▶ **SET OF TASKS**
(A) In the article on fire-loving fungi, how many hectares were destroyed by fire in 2023?
(B) Continue the article on fire-loving fungi from where it ends.

▶ **TEXT EXCERPT**
*** Block opens ***
Day 69:28How fungi thriving in scorched earth could help landscapes recover from wildfires
Within weeks of a wildfire, an orange crust coats deadwood and the charred forest floor, creating an otherworldly landscape that still seems to be smoking.
But instead of continued destruction, it’s a signal of rebirth: tiny fungi are colonizing the wreckage.
“They shoot out spores, so many that it actually looks like smoke,” said Joey Tanney, a Canadian Forest Service mycologist and research scientist.
These peachy-orange fungi are pyronema, a type of pyrophilous — Greek for fire-loving — fungi that act as nature’s first responders to a wildfire. And the study of how these organisms help with fire recovery has grown as climate change boosts the size, intensity and frequency of wildfires.
Believed to be in a dormant state, fire-loving fungal spores remain latent until a wildfire, says Monika Fischer, a mycologist at the University of British Columbia (UBC) studying the role of fungi in a post-fire environment. Historically, lightning strikes started the majority of wildfires, and the organisms that survived them — like pyrophilous fungi — are those that could adapt.
The past three years have seen record-breaking wildfire seasons, each surpassing the historical annual average burn size of 2.7 million hectares, according to the Senate report released this month. In 2023, the most devastating year on record, 14.7 million hectares were destroyed by fire.
“We’re having all these unprecedented fire seasons. It makes understanding the post-fire environment — that includes the soils, fungi, all these different organisms — much more important,” Tanney said. “What’s the baseline? What can we expect after a ‘normal’ fire versus some of these more extreme ones?”
*** Block closes ***
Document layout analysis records
*** Block opens ***
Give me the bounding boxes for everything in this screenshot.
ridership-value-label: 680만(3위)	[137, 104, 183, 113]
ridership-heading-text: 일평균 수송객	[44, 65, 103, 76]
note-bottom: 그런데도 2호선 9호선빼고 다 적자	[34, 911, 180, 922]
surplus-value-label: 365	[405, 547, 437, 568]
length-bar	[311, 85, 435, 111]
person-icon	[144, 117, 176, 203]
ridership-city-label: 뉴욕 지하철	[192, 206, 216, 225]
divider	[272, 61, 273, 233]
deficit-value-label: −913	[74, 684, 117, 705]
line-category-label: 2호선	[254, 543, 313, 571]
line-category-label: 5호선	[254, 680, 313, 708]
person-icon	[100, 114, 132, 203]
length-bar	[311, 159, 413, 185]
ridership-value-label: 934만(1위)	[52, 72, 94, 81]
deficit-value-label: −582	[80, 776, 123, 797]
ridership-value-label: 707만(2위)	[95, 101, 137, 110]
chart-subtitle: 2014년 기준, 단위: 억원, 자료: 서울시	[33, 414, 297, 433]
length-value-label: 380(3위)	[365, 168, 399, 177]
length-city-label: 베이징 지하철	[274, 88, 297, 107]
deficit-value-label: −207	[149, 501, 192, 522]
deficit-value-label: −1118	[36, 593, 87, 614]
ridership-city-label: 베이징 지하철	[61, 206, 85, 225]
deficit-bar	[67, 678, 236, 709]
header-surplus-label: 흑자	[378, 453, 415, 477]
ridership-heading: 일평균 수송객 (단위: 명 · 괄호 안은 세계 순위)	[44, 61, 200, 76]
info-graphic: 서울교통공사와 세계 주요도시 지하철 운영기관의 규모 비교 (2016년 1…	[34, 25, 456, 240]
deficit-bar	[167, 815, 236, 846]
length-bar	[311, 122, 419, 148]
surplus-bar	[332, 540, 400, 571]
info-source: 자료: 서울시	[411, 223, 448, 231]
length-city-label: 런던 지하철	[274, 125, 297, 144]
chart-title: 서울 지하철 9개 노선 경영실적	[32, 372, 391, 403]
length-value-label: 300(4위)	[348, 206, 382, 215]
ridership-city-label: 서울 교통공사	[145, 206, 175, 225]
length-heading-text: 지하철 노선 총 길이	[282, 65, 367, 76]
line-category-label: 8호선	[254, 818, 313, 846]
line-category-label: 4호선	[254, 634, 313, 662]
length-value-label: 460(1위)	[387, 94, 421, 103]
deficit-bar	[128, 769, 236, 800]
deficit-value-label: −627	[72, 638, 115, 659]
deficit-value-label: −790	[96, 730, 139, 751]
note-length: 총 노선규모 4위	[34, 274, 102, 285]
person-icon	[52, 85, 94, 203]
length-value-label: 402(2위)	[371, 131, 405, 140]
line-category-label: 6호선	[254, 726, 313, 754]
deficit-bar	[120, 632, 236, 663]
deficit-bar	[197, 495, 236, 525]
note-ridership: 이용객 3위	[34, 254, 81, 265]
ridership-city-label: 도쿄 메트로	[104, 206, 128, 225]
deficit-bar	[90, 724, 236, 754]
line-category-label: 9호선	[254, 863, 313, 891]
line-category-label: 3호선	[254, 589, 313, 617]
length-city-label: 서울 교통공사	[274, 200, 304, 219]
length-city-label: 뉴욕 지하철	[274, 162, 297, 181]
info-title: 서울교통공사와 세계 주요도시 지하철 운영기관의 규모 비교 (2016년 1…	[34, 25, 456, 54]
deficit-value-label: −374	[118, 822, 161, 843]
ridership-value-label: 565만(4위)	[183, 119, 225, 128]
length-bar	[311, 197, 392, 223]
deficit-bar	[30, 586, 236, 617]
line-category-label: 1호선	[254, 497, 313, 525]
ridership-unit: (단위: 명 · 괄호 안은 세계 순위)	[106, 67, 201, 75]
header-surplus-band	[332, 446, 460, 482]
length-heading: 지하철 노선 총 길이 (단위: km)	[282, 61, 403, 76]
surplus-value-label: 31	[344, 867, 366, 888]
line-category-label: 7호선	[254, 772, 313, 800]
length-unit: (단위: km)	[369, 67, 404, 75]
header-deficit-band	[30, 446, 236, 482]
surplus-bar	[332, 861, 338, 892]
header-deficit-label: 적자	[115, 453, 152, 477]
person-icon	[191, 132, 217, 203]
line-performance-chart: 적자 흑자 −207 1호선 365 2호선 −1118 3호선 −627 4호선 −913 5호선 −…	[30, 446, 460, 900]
*** Block closes ***
▶ **WRITTEN ANSWERS**
(A) 14.7 million hectares

(B)
How do these fungi survive?
Soil insulates these organisms from the extreme end of the heat, which can reach up to 1,000 C at the surface. At just three centimetres below, however, Fischer recorded temperatures of 70 C during a slash pile burn, a type of controlled fire that burns forest debris to lower the risk of wildfire, which was started in a clearcut clearing in California for her research.
“They’re just waiting for the heat to trigger that reaction,” Fischer said of pyrophilous fungi, noting that in the soil samples taken just hours after that fire, she could measure a marked increase in fungal numbers.

Their role in recovery
Pyrophilous fungi consume the ash, carbon and other toxic byproducts of a forest fire that have changed the chemical makeup of the upper soil layers. By devouring these harmful elements, including the significant amount of carcinogenic polycyclic aromatic hydrocarbons created during a wildfire, they can convert them into spores and “fruiting bodies,” which, in turn, become fuel for the secondary responders: insects, mites and bacteria, Tanney said.
“They’re basically starting the food web,” he said.

Erosion can also become a huge risk following a fire, because the plants and roots that stabilize the soil have burned away. And the soil surface becomes coated in a waxy layer that repels water, said Thea Whitman, a mycologist at the Life Sciences Institute at UBC, caused, in part, by the melting wax from evergreen needles and other trees.
“Now you’ve got sheets of water moving over the landscape, [which] if you’re in a hilly area, can create severe post-fire landslides,” she said.
Fungi have long, threadlike filaments known as hyphae — the main structural cells in the organism — and these can help stabilize the soil and minimize landslide risk after a fire.
“Microbes play a really important role in creating soil structure, binding soil particles together,” Whitman said. “They also probably play a role in decomposing that sort of post-fire waxy deposit on the surface.”

Whitman’s research has shown how fungi and plant communities rebound. Soil samples taken from 40 different sites at one year and then at five years after a 2014 fire in the northern boreal forest in Alberta and the Northwest Territories found the fungi and plants “were changing in step” with one another — and that those connections only increased over time.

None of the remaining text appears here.